## The input:
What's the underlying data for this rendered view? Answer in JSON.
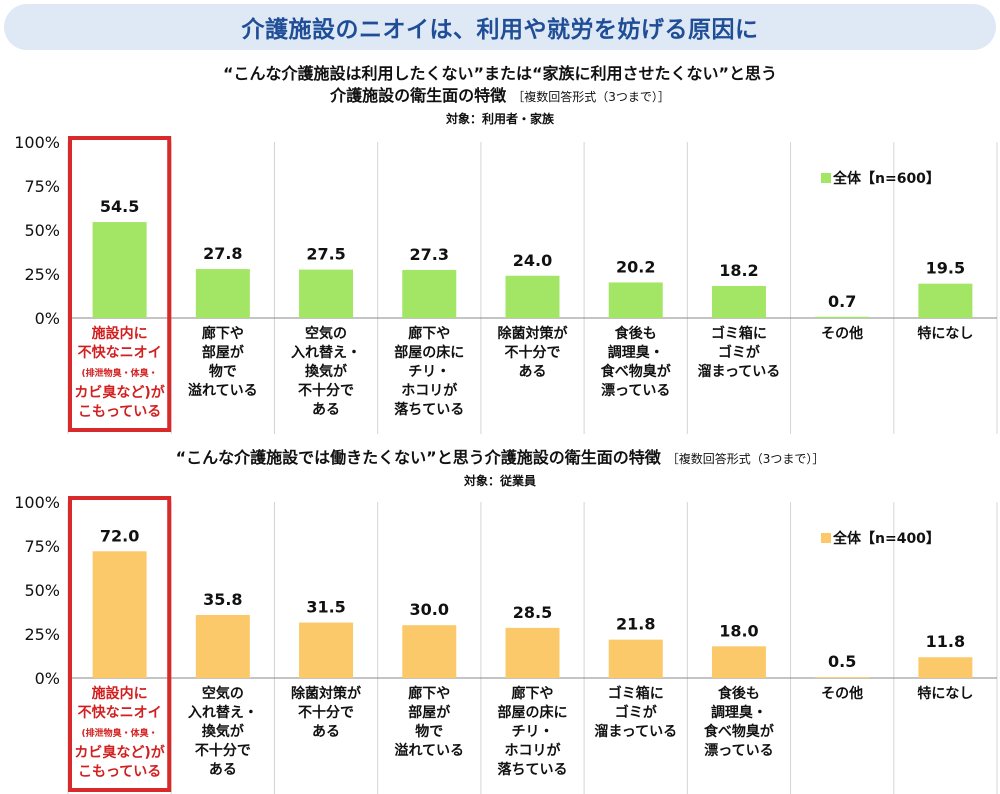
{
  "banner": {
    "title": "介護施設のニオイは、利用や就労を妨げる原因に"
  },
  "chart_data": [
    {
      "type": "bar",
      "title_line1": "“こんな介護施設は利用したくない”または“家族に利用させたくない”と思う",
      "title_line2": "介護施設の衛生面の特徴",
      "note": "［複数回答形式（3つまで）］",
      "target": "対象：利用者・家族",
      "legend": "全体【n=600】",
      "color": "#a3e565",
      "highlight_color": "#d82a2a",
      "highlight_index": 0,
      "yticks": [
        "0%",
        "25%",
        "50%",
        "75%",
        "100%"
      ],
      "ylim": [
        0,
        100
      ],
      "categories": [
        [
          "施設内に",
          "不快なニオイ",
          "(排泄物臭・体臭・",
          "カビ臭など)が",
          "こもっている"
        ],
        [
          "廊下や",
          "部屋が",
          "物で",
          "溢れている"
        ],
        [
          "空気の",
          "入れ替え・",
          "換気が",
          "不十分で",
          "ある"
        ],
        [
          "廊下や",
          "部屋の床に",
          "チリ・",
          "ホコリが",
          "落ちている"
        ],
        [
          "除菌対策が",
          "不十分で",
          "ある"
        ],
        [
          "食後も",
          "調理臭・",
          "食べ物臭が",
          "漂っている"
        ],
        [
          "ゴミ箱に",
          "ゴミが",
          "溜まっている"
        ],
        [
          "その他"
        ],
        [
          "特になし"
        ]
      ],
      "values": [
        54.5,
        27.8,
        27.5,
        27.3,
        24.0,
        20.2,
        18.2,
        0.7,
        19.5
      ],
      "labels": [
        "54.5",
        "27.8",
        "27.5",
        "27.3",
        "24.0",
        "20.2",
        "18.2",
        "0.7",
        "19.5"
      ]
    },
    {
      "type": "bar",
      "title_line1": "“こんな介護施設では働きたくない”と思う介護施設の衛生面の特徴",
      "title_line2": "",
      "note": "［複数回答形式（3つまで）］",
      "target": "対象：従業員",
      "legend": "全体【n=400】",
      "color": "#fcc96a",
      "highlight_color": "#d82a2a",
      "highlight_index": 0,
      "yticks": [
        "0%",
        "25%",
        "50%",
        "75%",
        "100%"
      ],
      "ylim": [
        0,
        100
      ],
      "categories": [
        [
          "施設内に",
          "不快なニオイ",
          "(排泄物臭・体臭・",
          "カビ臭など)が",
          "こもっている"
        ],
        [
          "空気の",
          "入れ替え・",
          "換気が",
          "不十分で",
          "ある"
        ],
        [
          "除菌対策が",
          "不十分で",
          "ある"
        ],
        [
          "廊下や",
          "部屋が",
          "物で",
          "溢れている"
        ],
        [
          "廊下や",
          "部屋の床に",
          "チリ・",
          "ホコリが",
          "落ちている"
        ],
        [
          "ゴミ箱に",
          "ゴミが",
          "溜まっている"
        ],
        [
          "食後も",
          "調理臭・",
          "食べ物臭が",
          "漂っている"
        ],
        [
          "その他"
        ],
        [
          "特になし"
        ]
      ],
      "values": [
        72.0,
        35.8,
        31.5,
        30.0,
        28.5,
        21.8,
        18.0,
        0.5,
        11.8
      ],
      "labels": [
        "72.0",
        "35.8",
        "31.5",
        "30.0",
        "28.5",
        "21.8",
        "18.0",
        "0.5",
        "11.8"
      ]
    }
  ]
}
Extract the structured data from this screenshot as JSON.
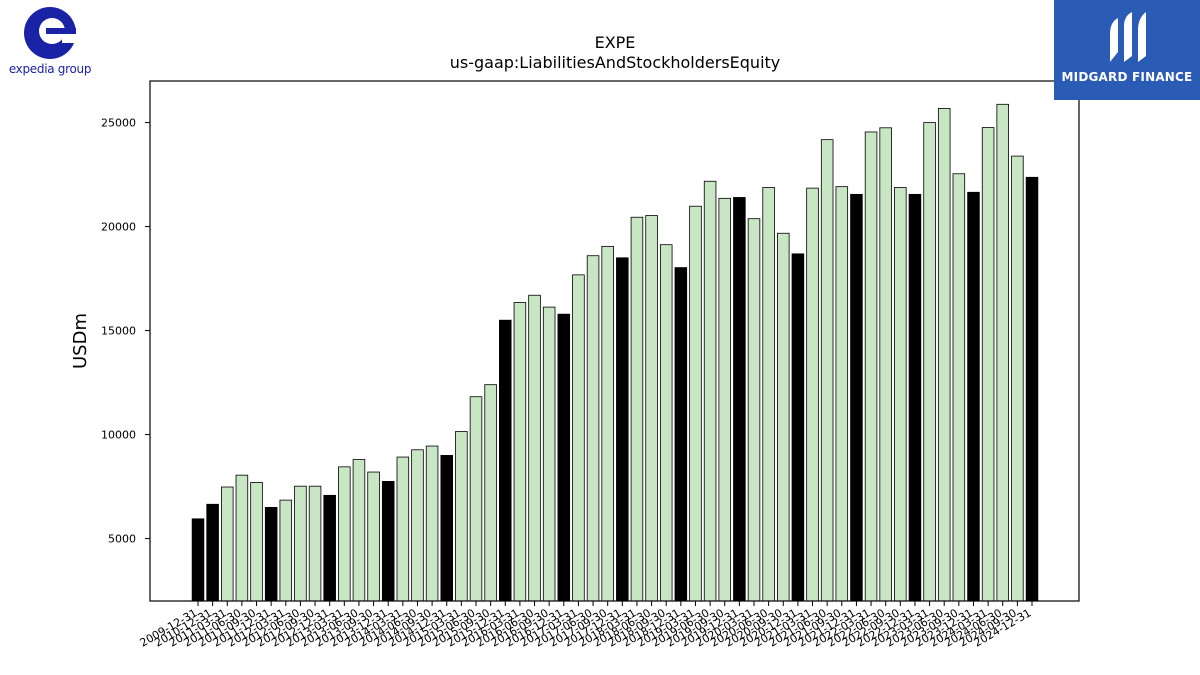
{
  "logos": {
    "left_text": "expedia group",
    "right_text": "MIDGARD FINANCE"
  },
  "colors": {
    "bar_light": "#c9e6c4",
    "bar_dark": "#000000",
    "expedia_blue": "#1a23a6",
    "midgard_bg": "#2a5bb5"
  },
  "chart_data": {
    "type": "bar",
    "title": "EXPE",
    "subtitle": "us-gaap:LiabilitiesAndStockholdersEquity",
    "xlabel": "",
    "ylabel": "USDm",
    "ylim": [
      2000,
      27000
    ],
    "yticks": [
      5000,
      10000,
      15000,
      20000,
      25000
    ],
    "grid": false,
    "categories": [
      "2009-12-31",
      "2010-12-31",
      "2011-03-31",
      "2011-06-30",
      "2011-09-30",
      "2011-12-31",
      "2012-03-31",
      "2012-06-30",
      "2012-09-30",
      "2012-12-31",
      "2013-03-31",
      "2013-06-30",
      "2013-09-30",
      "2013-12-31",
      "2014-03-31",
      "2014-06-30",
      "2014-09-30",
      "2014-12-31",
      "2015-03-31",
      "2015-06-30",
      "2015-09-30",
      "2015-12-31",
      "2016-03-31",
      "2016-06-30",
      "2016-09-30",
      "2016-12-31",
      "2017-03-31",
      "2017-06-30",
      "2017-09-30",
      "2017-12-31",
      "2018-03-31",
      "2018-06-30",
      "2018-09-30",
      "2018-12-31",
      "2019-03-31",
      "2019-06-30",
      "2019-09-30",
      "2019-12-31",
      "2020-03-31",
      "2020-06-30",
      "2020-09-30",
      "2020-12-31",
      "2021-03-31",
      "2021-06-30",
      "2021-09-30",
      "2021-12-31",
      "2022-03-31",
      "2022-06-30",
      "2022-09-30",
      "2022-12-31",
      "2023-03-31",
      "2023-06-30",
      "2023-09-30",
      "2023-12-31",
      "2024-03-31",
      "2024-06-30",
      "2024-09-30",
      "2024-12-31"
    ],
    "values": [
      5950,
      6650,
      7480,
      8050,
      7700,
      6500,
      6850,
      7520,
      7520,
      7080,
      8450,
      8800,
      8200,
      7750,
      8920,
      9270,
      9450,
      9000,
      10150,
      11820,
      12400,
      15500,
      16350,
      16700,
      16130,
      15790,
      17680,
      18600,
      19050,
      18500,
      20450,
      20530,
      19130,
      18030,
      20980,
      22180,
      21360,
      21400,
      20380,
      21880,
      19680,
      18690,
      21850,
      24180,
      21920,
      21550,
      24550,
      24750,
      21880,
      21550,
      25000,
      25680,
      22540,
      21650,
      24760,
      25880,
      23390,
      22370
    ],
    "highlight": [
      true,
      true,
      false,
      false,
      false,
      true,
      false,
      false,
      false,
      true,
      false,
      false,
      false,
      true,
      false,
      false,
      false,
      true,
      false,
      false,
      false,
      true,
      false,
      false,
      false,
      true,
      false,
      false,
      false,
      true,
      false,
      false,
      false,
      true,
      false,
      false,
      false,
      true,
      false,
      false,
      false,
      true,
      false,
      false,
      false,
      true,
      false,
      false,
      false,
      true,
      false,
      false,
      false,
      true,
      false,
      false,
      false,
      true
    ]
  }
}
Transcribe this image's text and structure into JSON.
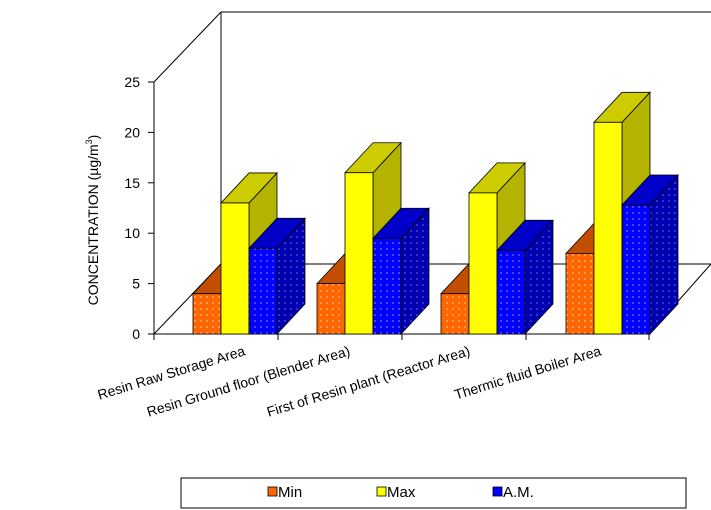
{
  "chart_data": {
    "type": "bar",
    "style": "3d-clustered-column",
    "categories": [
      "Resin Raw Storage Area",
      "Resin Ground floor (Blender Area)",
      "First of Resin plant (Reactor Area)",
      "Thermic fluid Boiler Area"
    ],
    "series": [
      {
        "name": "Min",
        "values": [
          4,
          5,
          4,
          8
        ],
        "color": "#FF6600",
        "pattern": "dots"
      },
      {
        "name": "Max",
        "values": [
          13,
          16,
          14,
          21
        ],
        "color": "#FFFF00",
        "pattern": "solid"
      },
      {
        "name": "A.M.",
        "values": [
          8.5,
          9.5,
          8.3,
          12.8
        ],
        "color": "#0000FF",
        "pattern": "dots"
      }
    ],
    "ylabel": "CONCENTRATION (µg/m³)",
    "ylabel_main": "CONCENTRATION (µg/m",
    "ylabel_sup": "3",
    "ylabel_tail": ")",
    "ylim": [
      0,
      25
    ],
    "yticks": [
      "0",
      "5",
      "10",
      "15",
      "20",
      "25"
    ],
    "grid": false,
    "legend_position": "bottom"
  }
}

## Work to do:
Quote the data above in full and without alteration; skip the pictures.

## Reply to the exercise:
What's the underlying data for this rendered view? Answer in JSON.
{
  "banner": {
    "title": "介護施設のニオイは、利用や就労を妨げる原因に"
  },
  "chart_data": [
    {
      "type": "bar",
      "title_line1": "“こんな介護施設は利用したくない”または“家族に利用させたくない”と思う",
      "title_line2": "介護施設の衛生面の特徴",
      "note": "［複数回答形式（3つまで）］",
      "target": "対象：利用者・家族",
      "legend": "全体【n=600】",
      "color": "#a3e565",
      "highlight_color": "#d82a2a",
      "highlight_index": 0,
      "yticks": [
        "0%",
        "25%",
        "50%",
        "75%",
        "100%"
      ],
      "ylim": [
        0,
        100
      ],
      "categories": [
        [
          "施設内に",
          "不快なニオイ",
          "(排泄物臭・体臭・",
          "カビ臭など)が",
          "こもっている"
        ],
        [
          "廊下や",
          "部屋が",
          "物で",
          "溢れている"
        ],
        [
          "空気の",
          "入れ替え・",
          "換気が",
          "不十分で",
          "ある"
        ],
        [
          "廊下や",
          "部屋の床に",
          "チリ・",
          "ホコリが",
          "落ちている"
        ],
        [
          "除菌対策が",
          "不十分で",
          "ある"
        ],
        [
          "食後も",
          "調理臭・",
          "食べ物臭が",
          "漂っている"
        ],
        [
          "ゴミ箱に",
          "ゴミが",
          "溜まっている"
        ],
        [
          "その他"
        ],
        [
          "特になし"
        ]
      ],
      "values": [
        54.5,
        27.8,
        27.5,
        27.3,
        24.0,
        20.2,
        18.2,
        0.7,
        19.5
      ],
      "labels": [
        "54.5",
        "27.8",
        "27.5",
        "27.3",
        "24.0",
        "20.2",
        "18.2",
        "0.7",
        "19.5"
      ]
    },
    {
      "type": "bar",
      "title_line1": "“こんな介護施設では働きたくない”と思う介護施設の衛生面の特徴",
      "title_line2": "",
      "note": "［複数回答形式（3つまで）］",
      "target": "対象：従業員",
      "legend": "全体【n=400】",
      "color": "#fcc96a",
      "highlight_color": "#d82a2a",
      "highlight_index": 0,
      "yticks": [
        "0%",
        "25%",
        "50%",
        "75%",
        "100%"
      ],
      "ylim": [
        0,
        100
      ],
      "categories": [
        [
          "施設内に",
          "不快なニオイ",
          "(排泄物臭・体臭・",
          "カビ臭など)が",
          "こもっている"
        ],
        [
          "空気の",
          "入れ替え・",
          "換気が",
          "不十分で",
          "ある"
        ],
        [
          "除菌対策が",
          "不十分で",
          "ある"
        ],
        [
          "廊下や",
          "部屋が",
          "物で",
          "溢れている"
        ],
        [
          "廊下や",
          "部屋の床に",
          "チリ・",
          "ホコリが",
          "落ちている"
        ],
        [
          "ゴミ箱に",
          "ゴミが",
          "溜まっている"
        ],
        [
          "食後も",
          "調理臭・",
          "食べ物臭が",
          "漂っている"
        ],
        [
          "その他"
        ],
        [
          "特になし"
        ]
      ],
      "values": [
        72.0,
        35.8,
        31.5,
        30.0,
        28.5,
        21.8,
        18.0,
        0.5,
        11.8
      ],
      "labels": [
        "72.0",
        "35.8",
        "31.5",
        "30.0",
        "28.5",
        "21.8",
        "18.0",
        "0.5",
        "11.8"
      ]
    }
  ]
}
Extract the structured data from this screenshot as JSON.
{
  "logos": {
    "left_text": "expedia group",
    "right_text": "MIDGARD FINANCE"
  },
  "colors": {
    "bar_light": "#c9e6c4",
    "bar_dark": "#000000",
    "expedia_blue": "#1a23a6",
    "midgard_bg": "#2a5bb5"
  },
  "chart_data": {
    "type": "bar",
    "title": "EXPE",
    "subtitle": "us-gaap:LiabilitiesAndStockholdersEquity",
    "xlabel": "",
    "ylabel": "USDm",
    "ylim": [
      2000,
      27000
    ],
    "yticks": [
      5000,
      10000,
      15000,
      20000,
      25000
    ],
    "grid": false,
    "categories": [
      "2009-12-31",
      "2010-12-31",
      "2011-03-31",
      "2011-06-30",
      "2011-09-30",
      "2011-12-31",
      "2012-03-31",
      "2012-06-30",
      "2012-09-30",
      "2012-12-31",
      "2013-03-31",
      "2013-06-30",
      "2013-09-30",
      "2013-12-31",
      "2014-03-31",
      "2014-06-30",
      "2014-09-30",
      "2014-12-31",
      "2015-03-31",
      "2015-06-30",
      "2015-09-30",
      "2015-12-31",
      "2016-03-31",
      "2016-06-30",
      "2016-09-30",
      "2016-12-31",
      "2017-03-31",
      "2017-06-30",
      "2017-09-30",
      "2017-12-31",
      "2018-03-31",
      "2018-06-30",
      "2018-09-30",
      "2018-12-31",
      "2019-03-31",
      "2019-06-30",
      "2019-09-30",
      "2019-12-31",
      "2020-03-31",
      "2020-06-30",
      "2020-09-30",
      "2020-12-31",
      "2021-03-31",
      "2021-06-30",
      "2021-09-30",
      "2021-12-31",
      "2022-03-31",
      "2022-06-30",
      "2022-09-30",
      "2022-12-31",
      "2023-03-31",
      "2023-06-30",
      "2023-09-30",
      "2023-12-31",
      "2024-03-31",
      "2024-06-30",
      "2024-09-30",
      "2024-12-31"
    ],
    "values": [
      5950,
      6650,
      7480,
      8050,
      7700,
      6500,
      6850,
      7520,
      7520,
      7080,
      8450,
      8800,
      8200,
      7750,
      8920,
      9270,
      9450,
      9000,
      10150,
      11820,
      12400,
      15500,
      16350,
      16700,
      16130,
      15790,
      17680,
      18600,
      19050,
      18500,
      20450,
      20530,
      19130,
      18030,
      20980,
      22180,
      21360,
      21400,
      20380,
      21880,
      19680,
      18690,
      21850,
      24180,
      21920,
      21550,
      24550,
      24750,
      21880,
      21550,
      25000,
      25680,
      22540,
      21650,
      24760,
      25880,
      23390,
      22370
    ],
    "highlight": [
      true,
      true,
      false,
      false,
      false,
      true,
      false,
      false,
      false,
      true,
      false,
      false,
      false,
      true,
      false,
      false,
      false,
      true,
      false,
      false,
      false,
      true,
      false,
      false,
      false,
      true,
      false,
      false,
      false,
      true,
      false,
      false,
      false,
      true,
      false,
      false,
      false,
      true,
      false,
      false,
      false,
      true,
      false,
      false,
      false,
      true,
      false,
      false,
      false,
      true,
      false,
      false,
      false,
      true,
      false,
      false,
      false,
      true
    ]
  }
}
Transcribe this image's text and structure into JSON.
{
  "chart_data": {
    "type": "bar",
    "style": "3d-clustered-column",
    "categories": [
      "Resin Raw Storage Area",
      "Resin Ground floor (Blender Area)",
      "First of Resin plant (Reactor Area)",
      "Thermic fluid Boiler Area"
    ],
    "series": [
      {
        "name": "Min",
        "values": [
          4,
          5,
          4,
          8
        ],
        "color": "#FF6600",
        "pattern": "dots"
      },
      {
        "name": "Max",
        "values": [
          13,
          16,
          14,
          21
        ],
        "color": "#FFFF00",
        "pattern": "solid"
      },
      {
        "name": "A.M.",
        "values": [
          8.5,
          9.5,
          8.3,
          12.8
        ],
        "color": "#0000FF",
        "pattern": "dots"
      }
    ],
    "ylabel": "CONCENTRATION (µg/m³)",
    "ylabel_main": "CONCENTRATION (µg/m",
    "ylabel_sup": "3",
    "ylabel_tail": ")",
    "ylim": [
      0,
      25
    ],
    "yticks": [
      "0",
      "5",
      "10",
      "15",
      "20",
      "25"
    ],
    "grid": false,
    "legend_position": "bottom"
  }
}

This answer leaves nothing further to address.